| DATASET EXCERPTS |
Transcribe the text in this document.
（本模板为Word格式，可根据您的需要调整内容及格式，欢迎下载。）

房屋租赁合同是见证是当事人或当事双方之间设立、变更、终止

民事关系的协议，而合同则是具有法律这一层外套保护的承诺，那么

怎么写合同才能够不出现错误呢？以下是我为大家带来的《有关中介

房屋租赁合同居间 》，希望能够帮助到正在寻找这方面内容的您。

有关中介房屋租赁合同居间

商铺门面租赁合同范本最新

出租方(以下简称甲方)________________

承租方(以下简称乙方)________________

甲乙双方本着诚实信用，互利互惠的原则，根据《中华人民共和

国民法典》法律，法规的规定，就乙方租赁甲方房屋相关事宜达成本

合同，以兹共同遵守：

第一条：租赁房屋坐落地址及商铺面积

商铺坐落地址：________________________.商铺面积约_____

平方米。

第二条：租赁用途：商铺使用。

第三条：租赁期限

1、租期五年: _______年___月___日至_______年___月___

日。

| EXERCISE INSTRUCTIONS |
Return each line of the records above exactly as it reads.

| EXERCISE ANSWER |
Transcribe the text in this document.
（本模板为Word格式，可根据您的需要调整内容及格式，欢迎下载。）

房屋租赁合同是见证是当事人或当事双方之间设立、变更、终止

民事关系的协议，而合同则是具有法律这一层外套保护的承诺，那么

怎么写合同才能够不出现错误呢？以下是我为大家带来的《有关中介

房屋租赁合同居间 》，希望能够帮助到正在寻找这方面内容的您。

有关中介房屋租赁合同居间

商铺门面租赁合同范本最新

出租方(以下简称甲方)________________

承租方(以下简称乙方)________________

甲乙双方本着诚实信用，互利互惠的原则，根据《中华人民共和

国民法典》法律，法规的规定，就乙方租赁甲方房屋相关事宜达成本

合同，以兹共同遵守：

第一条：租赁房屋坐落地址及商铺面积

商铺坐落地址：________________________.商铺面积约_____

平方米。

第二条：租赁用途：商铺使用。

第三条：租赁期限

1、租期五年: _______年___月___日至_______年___月___

日。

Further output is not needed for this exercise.